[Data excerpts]
>> Start
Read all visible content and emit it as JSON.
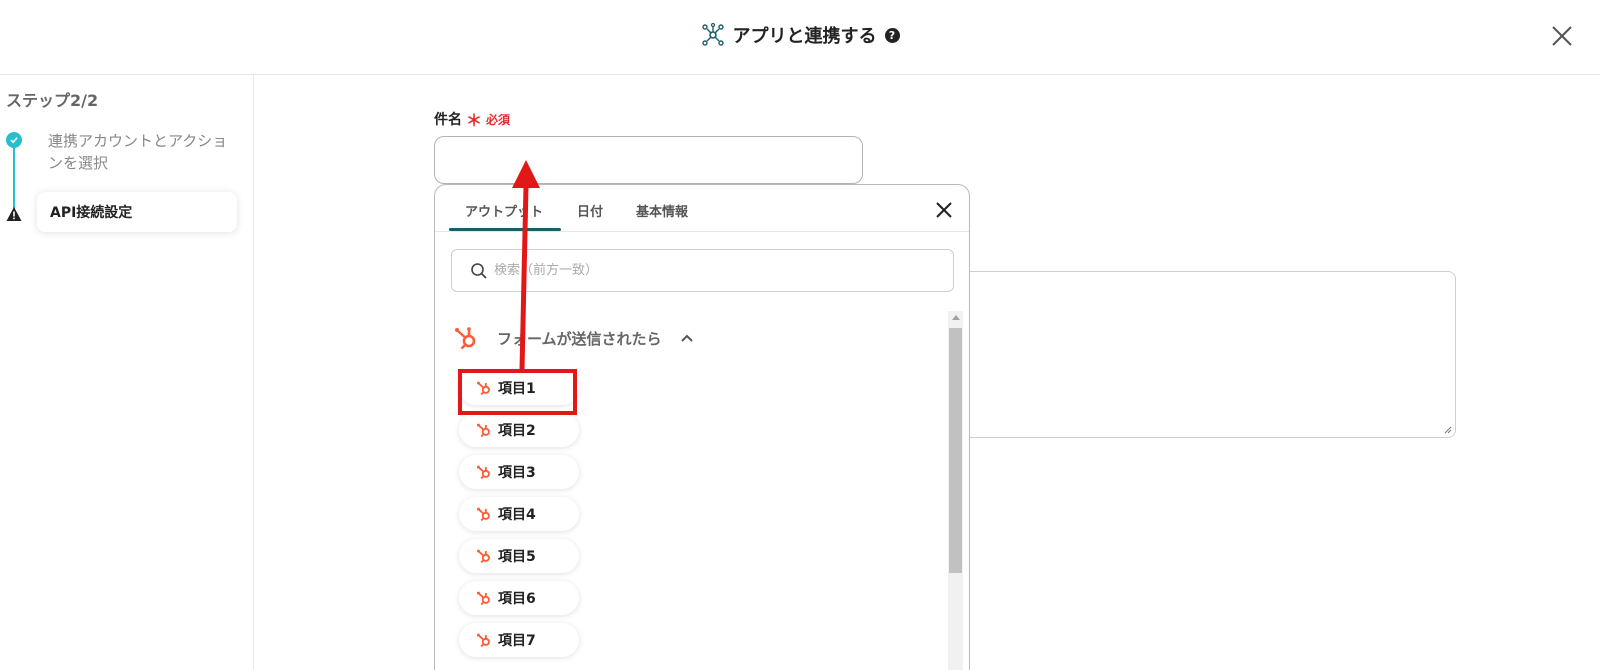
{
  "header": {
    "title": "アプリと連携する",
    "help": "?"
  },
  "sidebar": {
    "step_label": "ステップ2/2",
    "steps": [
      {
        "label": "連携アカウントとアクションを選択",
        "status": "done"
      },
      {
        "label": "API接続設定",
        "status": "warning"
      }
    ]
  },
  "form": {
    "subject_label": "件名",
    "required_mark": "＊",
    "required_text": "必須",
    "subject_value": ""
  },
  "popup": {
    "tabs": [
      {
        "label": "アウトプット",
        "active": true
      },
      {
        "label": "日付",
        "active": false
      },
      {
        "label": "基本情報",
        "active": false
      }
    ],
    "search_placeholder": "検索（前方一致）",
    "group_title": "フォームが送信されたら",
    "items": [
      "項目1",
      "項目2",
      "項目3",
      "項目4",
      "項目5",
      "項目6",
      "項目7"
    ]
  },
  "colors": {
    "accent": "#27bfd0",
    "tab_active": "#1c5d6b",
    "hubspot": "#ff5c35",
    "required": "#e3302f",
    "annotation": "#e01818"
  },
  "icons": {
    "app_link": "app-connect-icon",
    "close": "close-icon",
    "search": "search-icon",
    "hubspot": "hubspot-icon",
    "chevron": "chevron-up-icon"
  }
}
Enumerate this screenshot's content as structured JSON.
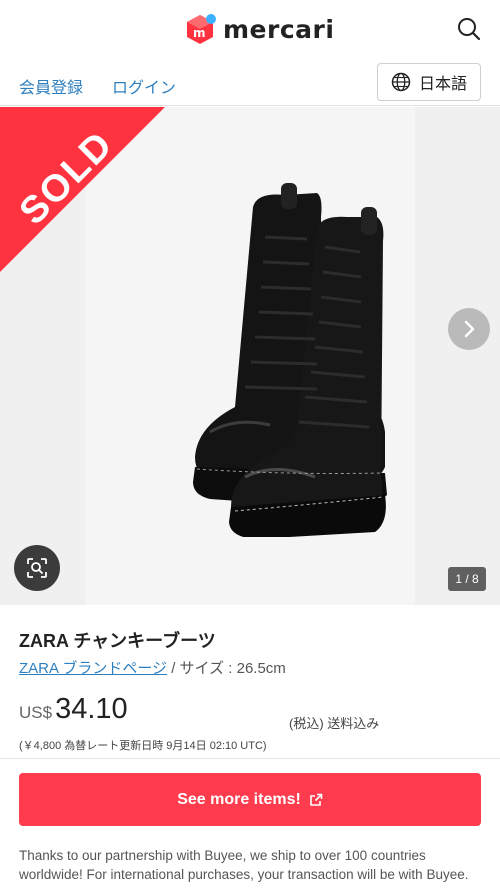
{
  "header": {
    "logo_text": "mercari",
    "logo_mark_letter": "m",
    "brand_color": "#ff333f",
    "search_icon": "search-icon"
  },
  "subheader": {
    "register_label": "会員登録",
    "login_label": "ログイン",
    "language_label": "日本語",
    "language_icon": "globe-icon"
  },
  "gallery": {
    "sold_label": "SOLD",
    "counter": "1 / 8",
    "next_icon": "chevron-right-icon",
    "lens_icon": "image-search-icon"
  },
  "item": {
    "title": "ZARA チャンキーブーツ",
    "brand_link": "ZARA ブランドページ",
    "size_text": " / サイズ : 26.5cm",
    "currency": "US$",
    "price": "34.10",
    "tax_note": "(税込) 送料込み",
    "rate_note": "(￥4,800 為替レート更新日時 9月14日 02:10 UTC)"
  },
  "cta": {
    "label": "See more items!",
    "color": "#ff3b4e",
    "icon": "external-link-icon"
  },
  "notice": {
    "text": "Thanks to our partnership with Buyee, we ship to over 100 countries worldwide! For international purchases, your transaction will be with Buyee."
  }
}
>> End
TASK INSTRUCTIONS: Copy each line of the records containing the string "hubspot".

TASK OUTPUT:
    "hubspot": "#ff5c35",
    "hubspot": "hubspot-icon",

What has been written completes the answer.